* START MATERIAL TO PROCESS *
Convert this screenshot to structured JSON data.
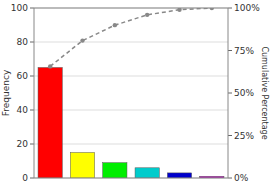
{
  "chart_data": {
    "type": "bar",
    "categories": [
      null,
      null,
      null,
      null,
      null,
      null
    ],
    "series": [
      {
        "type": "bar",
        "colors": [
          "#ff0000",
          "#ffff00",
          "#00ee00",
          "#00cccc",
          "#0000cc",
          "#cc00cc"
        ],
        "values": [
          65,
          15,
          9,
          6,
          3,
          1
        ]
      },
      {
        "type": "line",
        "axis": "y2",
        "color": "#888888",
        "marker": "circle",
        "line_style": "dashed",
        "values": [
          65.65,
          80.81,
          89.9,
          95.96,
          98.99,
          100.0
        ]
      }
    ],
    "ylabel": "Frequency",
    "y2label": "Cumulative Percentage",
    "ylim": [
      0,
      100
    ],
    "yticks": [
      0,
      20,
      40,
      60,
      80,
      100
    ],
    "y2lim": [
      0,
      100
    ],
    "y2ticks": [
      {
        "value": 0,
        "label": "0%"
      },
      {
        "value": 25,
        "label": "25%"
      },
      {
        "value": 50,
        "label": "50%"
      },
      {
        "value": 75,
        "label": "75%"
      },
      {
        "value": 100,
        "label": "100%"
      }
    ],
    "grid": true,
    "tick_labels": "y"
  }
}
* END MATERIAL TO PROCESS *
SET EXERCISE: Without including any pictures, output all the entries above exactly.

ANSWER TO THE EXERCISE:
Convert this screenshot to structured JSON data.
{
  "chart_data": {
    "type": "bar",
    "categories": [
      null,
      null,
      null,
      null,
      null,
      null
    ],
    "series": [
      {
        "type": "bar",
        "colors": [
          "#ff0000",
          "#ffff00",
          "#00ee00",
          "#00cccc",
          "#0000cc",
          "#cc00cc"
        ],
        "values": [
          65,
          15,
          9,
          6,
          3,
          1
        ]
      },
      {
        "type": "line",
        "axis": "y2",
        "color": "#888888",
        "marker": "circle",
        "line_style": "dashed",
        "values": [
          65.65,
          80.81,
          89.9,
          95.96,
          98.99,
          100.0
        ]
      }
    ],
    "ylabel": "Frequency",
    "y2label": "Cumulative Percentage",
    "ylim": [
      0,
      100
    ],
    "yticks": [
      0,
      20,
      40,
      60,
      80,
      100
    ],
    "y2lim": [
      0,
      100
    ],
    "y2ticks": [
      {
        "value": 0,
        "label": "0%"
      },
      {
        "value": 25,
        "label": "25%"
      },
      {
        "value": 50,
        "label": "50%"
      },
      {
        "value": 75,
        "label": "75%"
      },
      {
        "value": 100,
        "label": "100%"
      }
    ],
    "grid": true,
    "tick_labels": "y"
  }
}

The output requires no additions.